* What is asked *
Reproduce all of the listing below without alteration.

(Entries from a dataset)
..............................
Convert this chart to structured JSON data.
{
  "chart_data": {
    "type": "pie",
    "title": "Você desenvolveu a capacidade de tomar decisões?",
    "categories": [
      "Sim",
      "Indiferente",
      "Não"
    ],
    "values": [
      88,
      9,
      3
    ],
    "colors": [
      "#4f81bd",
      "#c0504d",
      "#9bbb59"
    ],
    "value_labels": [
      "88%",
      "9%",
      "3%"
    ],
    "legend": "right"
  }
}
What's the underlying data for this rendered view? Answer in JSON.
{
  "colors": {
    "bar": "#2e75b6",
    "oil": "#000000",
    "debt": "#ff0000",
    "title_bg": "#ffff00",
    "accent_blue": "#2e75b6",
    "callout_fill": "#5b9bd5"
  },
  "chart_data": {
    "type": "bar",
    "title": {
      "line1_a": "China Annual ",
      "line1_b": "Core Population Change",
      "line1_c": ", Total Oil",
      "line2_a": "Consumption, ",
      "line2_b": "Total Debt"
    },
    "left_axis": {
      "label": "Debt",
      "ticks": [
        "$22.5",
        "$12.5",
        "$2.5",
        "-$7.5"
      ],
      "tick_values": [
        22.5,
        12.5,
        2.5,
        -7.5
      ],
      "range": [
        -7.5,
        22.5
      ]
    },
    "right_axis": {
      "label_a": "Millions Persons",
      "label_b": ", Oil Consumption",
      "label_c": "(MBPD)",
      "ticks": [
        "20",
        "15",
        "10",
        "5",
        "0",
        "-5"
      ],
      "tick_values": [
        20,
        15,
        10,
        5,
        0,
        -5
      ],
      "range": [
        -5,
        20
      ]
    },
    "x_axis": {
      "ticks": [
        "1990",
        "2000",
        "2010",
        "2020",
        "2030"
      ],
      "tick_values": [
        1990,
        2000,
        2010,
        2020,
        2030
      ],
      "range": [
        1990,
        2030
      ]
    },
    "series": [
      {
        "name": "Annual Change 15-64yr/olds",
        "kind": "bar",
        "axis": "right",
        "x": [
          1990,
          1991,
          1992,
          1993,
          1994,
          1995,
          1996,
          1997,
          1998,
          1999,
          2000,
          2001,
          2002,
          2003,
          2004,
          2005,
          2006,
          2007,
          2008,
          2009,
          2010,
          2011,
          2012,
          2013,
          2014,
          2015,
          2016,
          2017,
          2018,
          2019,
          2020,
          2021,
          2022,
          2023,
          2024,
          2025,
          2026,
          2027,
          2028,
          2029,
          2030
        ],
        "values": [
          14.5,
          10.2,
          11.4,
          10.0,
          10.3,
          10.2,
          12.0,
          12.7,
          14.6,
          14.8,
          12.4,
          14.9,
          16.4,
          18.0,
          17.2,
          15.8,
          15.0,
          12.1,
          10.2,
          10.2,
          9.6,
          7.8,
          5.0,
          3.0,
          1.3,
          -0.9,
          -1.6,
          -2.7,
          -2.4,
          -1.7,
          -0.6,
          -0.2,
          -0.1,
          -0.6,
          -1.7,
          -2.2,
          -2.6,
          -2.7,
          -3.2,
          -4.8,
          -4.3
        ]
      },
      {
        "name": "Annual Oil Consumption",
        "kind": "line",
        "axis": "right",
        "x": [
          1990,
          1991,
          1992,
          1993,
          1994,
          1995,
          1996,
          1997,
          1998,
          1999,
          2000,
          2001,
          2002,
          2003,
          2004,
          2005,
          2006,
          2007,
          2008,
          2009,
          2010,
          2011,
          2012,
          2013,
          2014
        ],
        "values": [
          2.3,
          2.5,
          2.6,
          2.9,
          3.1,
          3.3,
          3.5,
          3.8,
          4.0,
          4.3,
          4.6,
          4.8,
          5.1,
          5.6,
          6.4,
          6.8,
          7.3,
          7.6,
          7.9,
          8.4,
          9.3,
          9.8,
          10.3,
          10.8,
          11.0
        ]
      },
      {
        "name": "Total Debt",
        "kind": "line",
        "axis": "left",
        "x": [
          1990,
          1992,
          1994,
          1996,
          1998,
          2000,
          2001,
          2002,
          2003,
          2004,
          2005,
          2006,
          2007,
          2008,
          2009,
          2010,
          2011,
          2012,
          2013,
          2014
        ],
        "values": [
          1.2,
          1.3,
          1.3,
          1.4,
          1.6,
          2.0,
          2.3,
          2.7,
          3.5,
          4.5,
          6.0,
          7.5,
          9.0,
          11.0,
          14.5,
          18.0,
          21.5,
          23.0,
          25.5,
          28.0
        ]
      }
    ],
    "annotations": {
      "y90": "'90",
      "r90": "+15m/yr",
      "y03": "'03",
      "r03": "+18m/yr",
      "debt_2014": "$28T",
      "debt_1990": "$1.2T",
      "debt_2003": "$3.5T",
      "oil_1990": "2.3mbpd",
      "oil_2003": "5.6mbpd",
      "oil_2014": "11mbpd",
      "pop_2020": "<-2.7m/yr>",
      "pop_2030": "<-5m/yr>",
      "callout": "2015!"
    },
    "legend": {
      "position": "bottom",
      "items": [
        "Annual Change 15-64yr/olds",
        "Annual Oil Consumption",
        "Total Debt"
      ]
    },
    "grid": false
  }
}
..............................
* Result for this exercise *
Convert this chart to structured JSON data.
{
  "chart_data": {
    "type": "pie",
    "title": "Você desenvolveu a capacidade de tomar decisões?",
    "categories": [
      "Sim",
      "Indiferente",
      "Não"
    ],
    "values": [
      88,
      9,
      3
    ],
    "colors": [
      "#4f81bd",
      "#c0504d",
      "#9bbb59"
    ],
    "value_labels": [
      "88%",
      "9%",
      "3%"
    ],
    "legend": "right"
  }
}
What's the underlying data for this rendered view? Answer in JSON.
{
  "colors": {
    "bar": "#2e75b6",
    "oil": "#000000",
    "debt": "#ff0000",
    "title_bg": "#ffff00",
    "accent_blue": "#2e75b6",
    "callout_fill": "#5b9bd5"
  },
  "chart_data": {
    "type": "bar",
    "title": {
      "line1_a": "China Annual ",
      "line1_b": "Core Population Change",
      "line1_c": ", Total Oil",
      "line2_a": "Consumption, ",
      "line2_b": "Total Debt"
    },
    "left_axis": {
      "label": "Debt",
      "ticks": [
        "$22.5",
        "$12.5",
        "$2.5",
        "-$7.5"
      ],
      "tick_values": [
        22.5,
        12.5,
        2.5,
        -7.5
      ],
      "range": [
        -7.5,
        22.5
      ]
    },
    "right_axis": {
      "label_a": "Millions Persons",
      "label_b": ", Oil Consumption",
      "label_c": "(MBPD)",
      "ticks": [
        "20",
        "15",
        "10",
        "5",
        "0",
        "-5"
      ],
      "tick_values": [
        20,
        15,
        10,
        5,
        0,
        -5
      ],
      "range": [
        -5,
        20
      ]
    },
    "x_axis": {
      "ticks": [
        "1990",
        "2000",
        "2010",
        "2020",
        "2030"
      ],
      "tick_values": [
        1990,
        2000,
        2010,
        2020,
        2030
      ],
      "range": [
        1990,
        2030
      ]
    },
    "series": [
      {
        "name": "Annual Change 15-64yr/olds",
        "kind": "bar",
        "axis": "right",
        "x": [
          1990,
          1991,
          1992,
          1993,
          1994,
          1995,
          1996,
          1997,
          1998,
          1999,
          2000,
          2001,
          2002,
          2003,
          2004,
          2005,
          2006,
          2007,
          2008,
          2009,
          2010,
          2011,
          2012,
          2013,
          2014,
          2015,
          2016,
          2017,
          2018,
          2019,
          2020,
          2021,
          2022,
          2023,
          2024,
          2025,
          2026,
          2027,
          2028,
          2029,
          2030
        ],
        "values": [
          14.5,
          10.2,
          11.4,
          10.0,
          10.3,
          10.2,
          12.0,
          12.7,
          14.6,
          14.8,
          12.4,
          14.9,
          16.4,
          18.0,
          17.2,
          15.8,
          15.0,
          12.1,
          10.2,
          10.2,
          9.6,
          7.8,
          5.0,
          3.0,
          1.3,
          -0.9,
          -1.6,
          -2.7,
          -2.4,
          -1.7,
          -0.6,
          -0.2,
          -0.1,
          -0.6,
          -1.7,
          -2.2,
          -2.6,
          -2.7,
          -3.2,
          -4.8,
          -4.3
        ]
      },
      {
        "name": "Annual Oil Consumption",
        "kind": "line",
        "axis": "right",
        "x": [
          1990,
          1991,
          1992,
          1993,
          1994,
          1995,
          1996,
          1997,
          1998,
          1999,
          2000,
          2001,
          2002,
          2003,
          2004,
          2005,
          2006,
          2007,
          2008,
          2009,
          2010,
          2011,
          2012,
          2013,
          2014
        ],
        "values": [
          2.3,
          2.5,
          2.6,
          2.9,
          3.1,
          3.3,
          3.5,
          3.8,
          4.0,
          4.3,
          4.6,
          4.8,
          5.1,
          5.6,
          6.4,
          6.8,
          7.3,
          7.6,
          7.9,
          8.4,
          9.3,
          9.8,
          10.3,
          10.8,
          11.0
        ]
      },
      {
        "name": "Total Debt",
        "kind": "line",
        "axis": "left",
        "x": [
          1990,
          1992,
          1994,
          1996,
          1998,
          2000,
          2001,
          2002,
          2003,
          2004,
          2005,
          2006,
          2007,
          2008,
          2009,
          2010,
          2011,
          2012,
          2013,
          2014
        ],
        "values": [
          1.2,
          1.3,
          1.3,
          1.4,
          1.6,
          2.0,
          2.3,
          2.7,
          3.5,
          4.5,
          6.0,
          7.5,
          9.0,
          11.0,
          14.5,
          18.0,
          21.5,
          23.0,
          25.5,
          28.0
        ]
      }
    ],
    "annotations": {
      "y90": "'90",
      "r90": "+15m/yr",
      "y03": "'03",
      "r03": "+18m/yr",
      "debt_2014": "$28T",
      "debt_1990": "$1.2T",
      "debt_2003": "$3.5T",
      "oil_1990": "2.3mbpd",
      "oil_2003": "5.6mbpd",
      "oil_2014": "11mbpd",
      "pop_2020": "<-2.7m/yr>",
      "pop_2030": "<-5m/yr>",
      "callout": "2015!"
    },
    "legend": {
      "position": "bottom",
      "items": [
        "Annual Change 15-64yr/olds",
        "Annual Oil Consumption",
        "Total Debt"
      ]
    },
    "grid": false
  }
}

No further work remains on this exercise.